**Goal of the exercise:**
Repeat the listing below in full, exactly as it stands.

**Given records:**
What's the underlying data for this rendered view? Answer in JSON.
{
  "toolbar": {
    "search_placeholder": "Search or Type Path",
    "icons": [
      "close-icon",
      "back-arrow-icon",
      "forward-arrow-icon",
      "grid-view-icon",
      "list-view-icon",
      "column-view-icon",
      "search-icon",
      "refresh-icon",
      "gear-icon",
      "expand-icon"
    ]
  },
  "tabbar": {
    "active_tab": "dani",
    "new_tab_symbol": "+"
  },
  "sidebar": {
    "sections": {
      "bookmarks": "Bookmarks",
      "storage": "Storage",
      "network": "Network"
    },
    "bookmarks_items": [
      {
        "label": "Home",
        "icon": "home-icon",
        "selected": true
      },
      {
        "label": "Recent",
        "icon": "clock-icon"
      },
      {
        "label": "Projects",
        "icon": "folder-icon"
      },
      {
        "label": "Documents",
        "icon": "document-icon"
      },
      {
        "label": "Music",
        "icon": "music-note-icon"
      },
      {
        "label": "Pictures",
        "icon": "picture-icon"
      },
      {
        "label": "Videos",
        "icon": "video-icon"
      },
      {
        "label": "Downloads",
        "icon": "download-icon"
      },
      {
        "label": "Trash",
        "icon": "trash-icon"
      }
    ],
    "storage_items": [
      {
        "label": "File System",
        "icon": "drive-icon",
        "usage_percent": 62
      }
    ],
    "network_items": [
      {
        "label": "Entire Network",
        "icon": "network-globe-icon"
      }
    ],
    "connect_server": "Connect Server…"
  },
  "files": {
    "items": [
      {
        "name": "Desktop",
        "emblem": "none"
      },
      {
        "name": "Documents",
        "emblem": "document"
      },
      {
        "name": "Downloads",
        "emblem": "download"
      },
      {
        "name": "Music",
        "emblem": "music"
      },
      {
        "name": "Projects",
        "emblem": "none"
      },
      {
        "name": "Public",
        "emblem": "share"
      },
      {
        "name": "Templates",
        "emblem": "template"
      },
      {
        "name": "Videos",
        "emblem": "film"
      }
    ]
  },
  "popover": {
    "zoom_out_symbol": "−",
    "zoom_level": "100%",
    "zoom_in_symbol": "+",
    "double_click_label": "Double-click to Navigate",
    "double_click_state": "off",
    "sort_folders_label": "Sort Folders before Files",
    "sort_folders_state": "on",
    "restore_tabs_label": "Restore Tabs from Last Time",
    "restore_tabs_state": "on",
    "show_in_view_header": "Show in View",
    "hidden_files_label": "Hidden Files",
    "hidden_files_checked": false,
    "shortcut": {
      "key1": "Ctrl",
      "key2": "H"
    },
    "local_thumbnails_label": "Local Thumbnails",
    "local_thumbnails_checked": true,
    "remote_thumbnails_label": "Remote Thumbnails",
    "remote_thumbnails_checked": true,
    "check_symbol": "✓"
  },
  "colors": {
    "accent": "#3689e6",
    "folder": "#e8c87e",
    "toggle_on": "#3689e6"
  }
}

**Exercise output:**
What's the underlying data for this rendered view? Answer in JSON.
{
  "toolbar": {
    "search_placeholder": "Search or Type Path",
    "icons": [
      "close-icon",
      "back-arrow-icon",
      "forward-arrow-icon",
      "grid-view-icon",
      "list-view-icon",
      "column-view-icon",
      "search-icon",
      "refresh-icon",
      "gear-icon",
      "expand-icon"
    ]
  },
  "tabbar": {
    "active_tab": "dani",
    "new_tab_symbol": "+"
  },
  "sidebar": {
    "sections": {
      "bookmarks": "Bookmarks",
      "storage": "Storage",
      "network": "Network"
    },
    "bookmarks_items": [
      {
        "label": "Home",
        "icon": "home-icon",
        "selected": true
      },
      {
        "label": "Recent",
        "icon": "clock-icon"
      },
      {
        "label": "Projects",
        "icon": "folder-icon"
      },
      {
        "label": "Documents",
        "icon": "document-icon"
      },
      {
        "label": "Music",
        "icon": "music-note-icon"
      },
      {
        "label": "Pictures",
        "icon": "picture-icon"
      },
      {
        "label": "Videos",
        "icon": "video-icon"
      },
      {
        "label": "Downloads",
        "icon": "download-icon"
      },
      {
        "label": "Trash",
        "icon": "trash-icon"
      }
    ],
    "storage_items": [
      {
        "label": "File System",
        "icon": "drive-icon",
        "usage_percent": 62
      }
    ],
    "network_items": [
      {
        "label": "Entire Network",
        "icon": "network-globe-icon"
      }
    ],
    "connect_server": "Connect Server…"
  },
  "files": {
    "items": [
      {
        "name": "Desktop",
        "emblem": "none"
      },
      {
        "name": "Documents",
        "emblem": "document"
      },
      {
        "name": "Downloads",
        "emblem": "download"
      },
      {
        "name": "Music",
        "emblem": "music"
      },
      {
        "name": "Projects",
        "emblem": "none"
      },
      {
        "name": "Public",
        "emblem": "share"
      },
      {
        "name": "Templates",
        "emblem": "template"
      },
      {
        "name": "Videos",
        "emblem": "film"
      }
    ]
  },
  "popover": {
    "zoom_out_symbol": "−",
    "zoom_level": "100%",
    "zoom_in_symbol": "+",
    "double_click_label": "Double-click to Navigate",
    "double_click_state": "off",
    "sort_folders_label": "Sort Folders before Files",
    "sort_folders_state": "on",
    "restore_tabs_label": "Restore Tabs from Last Time",
    "restore_tabs_state": "on",
    "show_in_view_header": "Show in View",
    "hidden_files_label": "Hidden Files",
    "hidden_files_checked": false,
    "shortcut": {
      "key1": "Ctrl",
      "key2": "H"
    },
    "local_thumbnails_label": "Local Thumbnails",
    "local_thumbnails_checked": true,
    "remote_thumbnails_label": "Remote Thumbnails",
    "remote_thumbnails_checked": true,
    "check_symbol": "✓"
  },
  "colors": {
    "accent": "#3689e6",
    "folder": "#e8c87e",
    "toggle_on": "#3689e6"
  }
}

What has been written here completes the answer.